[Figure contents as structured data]
== == ==

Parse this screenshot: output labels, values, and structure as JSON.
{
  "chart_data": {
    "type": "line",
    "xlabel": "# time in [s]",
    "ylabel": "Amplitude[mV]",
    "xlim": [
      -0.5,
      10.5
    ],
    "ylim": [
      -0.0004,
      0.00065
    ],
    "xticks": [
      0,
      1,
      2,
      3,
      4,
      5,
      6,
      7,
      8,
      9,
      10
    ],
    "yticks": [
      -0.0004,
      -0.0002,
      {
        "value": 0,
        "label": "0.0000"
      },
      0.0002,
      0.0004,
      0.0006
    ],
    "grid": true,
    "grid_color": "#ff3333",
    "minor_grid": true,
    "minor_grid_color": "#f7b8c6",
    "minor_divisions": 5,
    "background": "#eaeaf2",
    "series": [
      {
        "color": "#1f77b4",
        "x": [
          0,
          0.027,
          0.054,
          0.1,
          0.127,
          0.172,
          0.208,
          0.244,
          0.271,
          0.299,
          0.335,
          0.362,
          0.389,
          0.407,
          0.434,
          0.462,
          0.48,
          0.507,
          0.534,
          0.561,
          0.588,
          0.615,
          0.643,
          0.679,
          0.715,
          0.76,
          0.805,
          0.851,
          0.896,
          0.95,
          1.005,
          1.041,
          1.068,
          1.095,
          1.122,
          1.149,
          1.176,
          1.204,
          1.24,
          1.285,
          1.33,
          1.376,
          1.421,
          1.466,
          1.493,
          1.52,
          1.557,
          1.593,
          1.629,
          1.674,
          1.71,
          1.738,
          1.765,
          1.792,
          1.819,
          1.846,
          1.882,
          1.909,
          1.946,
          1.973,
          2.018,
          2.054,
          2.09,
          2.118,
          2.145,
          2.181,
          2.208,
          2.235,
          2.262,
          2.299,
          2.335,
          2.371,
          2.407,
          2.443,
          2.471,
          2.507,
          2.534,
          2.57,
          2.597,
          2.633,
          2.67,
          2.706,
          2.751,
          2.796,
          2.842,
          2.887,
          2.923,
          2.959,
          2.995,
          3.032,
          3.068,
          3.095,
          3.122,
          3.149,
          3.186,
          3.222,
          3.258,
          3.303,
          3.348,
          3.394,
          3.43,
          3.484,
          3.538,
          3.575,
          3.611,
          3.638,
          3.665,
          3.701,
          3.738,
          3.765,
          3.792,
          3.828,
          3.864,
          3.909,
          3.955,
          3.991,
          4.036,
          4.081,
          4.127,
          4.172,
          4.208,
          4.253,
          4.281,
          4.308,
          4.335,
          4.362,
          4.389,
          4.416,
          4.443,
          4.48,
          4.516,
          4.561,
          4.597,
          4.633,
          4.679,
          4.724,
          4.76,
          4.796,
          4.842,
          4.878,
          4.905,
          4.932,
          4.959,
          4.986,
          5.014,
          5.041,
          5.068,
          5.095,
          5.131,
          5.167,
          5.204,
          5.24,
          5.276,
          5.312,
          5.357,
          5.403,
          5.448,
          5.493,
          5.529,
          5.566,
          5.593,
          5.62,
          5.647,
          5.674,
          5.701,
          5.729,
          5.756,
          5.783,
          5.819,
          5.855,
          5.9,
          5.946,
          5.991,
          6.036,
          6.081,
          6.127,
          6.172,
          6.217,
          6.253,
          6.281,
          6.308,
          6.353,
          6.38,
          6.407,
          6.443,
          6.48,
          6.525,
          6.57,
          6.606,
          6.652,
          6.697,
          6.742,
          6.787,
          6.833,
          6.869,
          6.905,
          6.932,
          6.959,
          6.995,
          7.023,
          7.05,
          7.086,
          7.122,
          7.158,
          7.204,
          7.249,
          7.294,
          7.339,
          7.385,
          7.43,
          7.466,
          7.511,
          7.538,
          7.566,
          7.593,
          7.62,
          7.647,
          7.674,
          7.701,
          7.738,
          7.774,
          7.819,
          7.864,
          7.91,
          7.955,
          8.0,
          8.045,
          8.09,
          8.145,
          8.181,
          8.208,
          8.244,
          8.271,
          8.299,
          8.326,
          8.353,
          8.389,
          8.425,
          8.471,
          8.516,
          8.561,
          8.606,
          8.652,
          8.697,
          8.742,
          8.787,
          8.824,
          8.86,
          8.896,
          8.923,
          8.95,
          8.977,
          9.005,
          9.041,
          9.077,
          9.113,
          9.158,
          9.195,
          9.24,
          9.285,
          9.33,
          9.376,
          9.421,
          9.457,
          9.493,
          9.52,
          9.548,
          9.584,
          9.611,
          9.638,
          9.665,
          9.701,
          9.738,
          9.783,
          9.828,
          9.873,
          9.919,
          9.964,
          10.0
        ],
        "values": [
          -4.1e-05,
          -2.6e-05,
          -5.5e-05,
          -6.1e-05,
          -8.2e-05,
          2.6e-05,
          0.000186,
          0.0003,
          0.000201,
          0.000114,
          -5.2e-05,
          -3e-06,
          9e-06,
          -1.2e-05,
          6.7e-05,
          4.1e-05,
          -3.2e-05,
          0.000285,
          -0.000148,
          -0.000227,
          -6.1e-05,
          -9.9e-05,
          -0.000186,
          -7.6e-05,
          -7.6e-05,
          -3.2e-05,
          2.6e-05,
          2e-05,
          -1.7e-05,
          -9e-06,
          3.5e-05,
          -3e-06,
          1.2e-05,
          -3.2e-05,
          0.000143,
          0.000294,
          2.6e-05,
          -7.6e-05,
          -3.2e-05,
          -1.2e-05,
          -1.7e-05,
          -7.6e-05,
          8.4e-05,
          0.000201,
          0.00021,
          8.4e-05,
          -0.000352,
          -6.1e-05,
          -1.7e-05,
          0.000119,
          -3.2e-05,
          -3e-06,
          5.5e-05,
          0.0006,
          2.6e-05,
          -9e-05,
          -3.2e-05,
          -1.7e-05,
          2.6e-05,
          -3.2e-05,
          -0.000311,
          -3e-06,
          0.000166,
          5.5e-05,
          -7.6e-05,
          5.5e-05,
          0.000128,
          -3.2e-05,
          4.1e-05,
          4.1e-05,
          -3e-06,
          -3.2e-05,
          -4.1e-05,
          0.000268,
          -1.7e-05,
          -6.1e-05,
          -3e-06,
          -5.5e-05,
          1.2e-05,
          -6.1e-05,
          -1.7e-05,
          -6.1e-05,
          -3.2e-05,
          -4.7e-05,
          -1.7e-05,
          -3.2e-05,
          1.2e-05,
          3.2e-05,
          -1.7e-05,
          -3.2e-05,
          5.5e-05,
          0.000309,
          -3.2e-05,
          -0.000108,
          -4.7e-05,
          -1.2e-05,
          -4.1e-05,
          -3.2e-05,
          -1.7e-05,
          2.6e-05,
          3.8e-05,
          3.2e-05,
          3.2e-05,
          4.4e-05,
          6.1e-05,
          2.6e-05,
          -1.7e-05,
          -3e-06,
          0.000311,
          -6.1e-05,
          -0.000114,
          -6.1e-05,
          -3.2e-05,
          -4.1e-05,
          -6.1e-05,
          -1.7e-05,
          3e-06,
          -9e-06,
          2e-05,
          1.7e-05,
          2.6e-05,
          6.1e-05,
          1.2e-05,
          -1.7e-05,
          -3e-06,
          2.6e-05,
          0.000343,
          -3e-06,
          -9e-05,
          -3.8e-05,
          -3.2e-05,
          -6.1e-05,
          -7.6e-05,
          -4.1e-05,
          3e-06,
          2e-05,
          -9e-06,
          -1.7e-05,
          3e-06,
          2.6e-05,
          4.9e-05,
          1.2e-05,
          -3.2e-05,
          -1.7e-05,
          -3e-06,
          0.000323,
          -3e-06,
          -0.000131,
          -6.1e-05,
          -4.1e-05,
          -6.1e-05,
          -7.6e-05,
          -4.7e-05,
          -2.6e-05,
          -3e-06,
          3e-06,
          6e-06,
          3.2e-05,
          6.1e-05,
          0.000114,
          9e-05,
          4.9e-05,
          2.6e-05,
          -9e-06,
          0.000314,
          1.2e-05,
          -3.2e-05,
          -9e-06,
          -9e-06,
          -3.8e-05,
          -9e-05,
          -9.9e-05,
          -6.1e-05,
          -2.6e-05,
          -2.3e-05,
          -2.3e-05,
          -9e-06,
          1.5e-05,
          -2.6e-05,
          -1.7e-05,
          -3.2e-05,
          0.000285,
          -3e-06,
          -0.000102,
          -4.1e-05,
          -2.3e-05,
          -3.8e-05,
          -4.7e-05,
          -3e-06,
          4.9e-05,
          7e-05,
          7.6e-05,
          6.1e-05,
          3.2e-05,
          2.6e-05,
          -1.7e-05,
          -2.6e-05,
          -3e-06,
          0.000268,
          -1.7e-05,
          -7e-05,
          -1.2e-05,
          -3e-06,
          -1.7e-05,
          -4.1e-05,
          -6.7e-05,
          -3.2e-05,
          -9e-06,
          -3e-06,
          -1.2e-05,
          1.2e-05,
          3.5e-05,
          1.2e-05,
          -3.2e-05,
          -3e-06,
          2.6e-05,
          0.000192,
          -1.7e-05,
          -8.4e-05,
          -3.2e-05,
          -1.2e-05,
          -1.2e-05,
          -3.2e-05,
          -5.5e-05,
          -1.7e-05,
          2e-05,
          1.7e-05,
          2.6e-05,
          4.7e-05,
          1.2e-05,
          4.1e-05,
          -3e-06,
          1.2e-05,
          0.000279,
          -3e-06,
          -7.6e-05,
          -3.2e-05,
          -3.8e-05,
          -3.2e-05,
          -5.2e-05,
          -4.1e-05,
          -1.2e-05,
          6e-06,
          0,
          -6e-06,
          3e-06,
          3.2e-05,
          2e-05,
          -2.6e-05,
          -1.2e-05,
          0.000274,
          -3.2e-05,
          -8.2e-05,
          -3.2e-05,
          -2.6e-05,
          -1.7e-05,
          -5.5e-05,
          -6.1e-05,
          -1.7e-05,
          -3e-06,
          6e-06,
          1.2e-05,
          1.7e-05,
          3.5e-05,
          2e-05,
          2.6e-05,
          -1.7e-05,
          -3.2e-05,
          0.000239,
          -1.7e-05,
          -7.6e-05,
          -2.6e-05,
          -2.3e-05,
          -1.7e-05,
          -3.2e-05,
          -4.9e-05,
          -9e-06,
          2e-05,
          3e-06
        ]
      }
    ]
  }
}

== == ==

Problem requirements: Search the data above for the string "values" and return every line that has it.

Completed task:
Parse this screenshot: output labels, values, and structure as JSON.
        "values": [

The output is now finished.